**What is required**. List all lines in the material below that contain "from".

## START Records to use

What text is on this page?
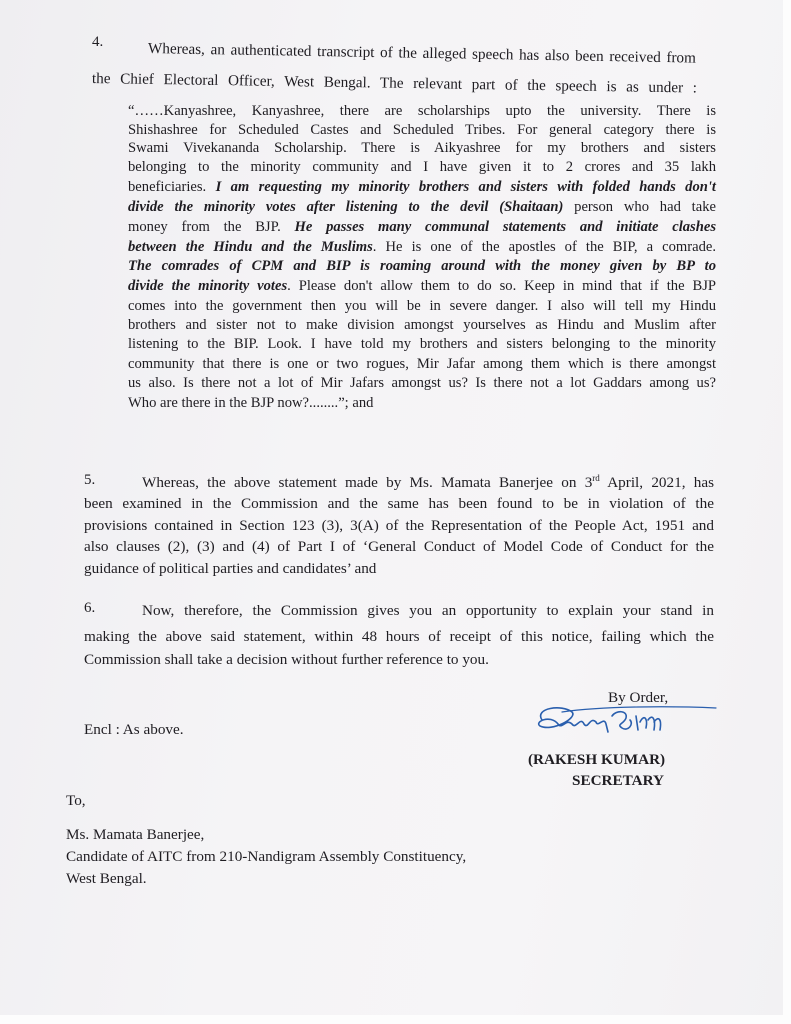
4.	Whereas, an authenticated transcript of the alleged speech has also been received from
the Chief Electoral Officer, West Bengal. The relevant part of the speech is as under :
“……Kanyashree, Kanyashree, there are scholarships upto the university. There is
Shishashree for Scheduled Castes and Scheduled Tribes. For general category there is
Swami Vivekananda Scholarship. There is Aikyashree for my brothers and sisters
belonging to the minority community and I have given it to 2 crores and 35 lakh
beneficiaries. I am requesting my minority brothers and sisters with folded hands don't
divide the minority votes after listening to the devil (Shaitaan) person who had take
money from the BJP. He passes many communal statements and initiate clashes
between the Hindu and the Muslims. He is one of the apostles of the BIP, a comrade.
The comrades of CPM and BIP is roaming around with the money given by BP to
divide the minority votes. Please don't allow them to do so. Keep in mind that if the BJP
comes into the government then you will be in severe danger. I also will tell my Hindu
brothers and sister not to make division amongst yourselves as Hindu and Muslim after
listening to the BIP. Look. I have told my brothers and sisters belonging to the minority
community that there is one or two rogues, Mir Jafar among them which is there amongst
us also. Is there not a lot of Mir Jafars amongst us? Is there not a lot Gaddars among us?
Who are there in the BJP now?........”; and
5.	Whereas, the above statement made by Ms. Mamata Banerjee on 3rd April, 2021, has
been examined in the Commission and the same has been found to be in violation of the
provisions contained in Section 123 (3), 3(A) of the Representation of the People Act, 1951 and
also clauses (2), (3) and (4) of Part I of ‘General Conduct of Model Code of Conduct for the
guidance of political parties and candidates’ and
6.	Now, therefore, the Commission gives you an opportunity to explain your stand in
making the above said statement, within 48 hours of receipt of this notice, failing which the
Commission shall take a decision without further reference to you.
By Order,
Encl : As above.
(RAKESH KUMAR)
SECRETARY
To,
Ms. Mamata Banerjee,
Candidate of AITC from 210-Nandigram Assembly Constituency,
West Bengal.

## END Records to use

**Solution to this task**.
4.	Whereas, an authenticated transcript of the alleged speech has also been received from
money from the BJP. He passes many communal statements and initiate clashes
Candidate of AITC from 210-Nandigram Assembly Constituency,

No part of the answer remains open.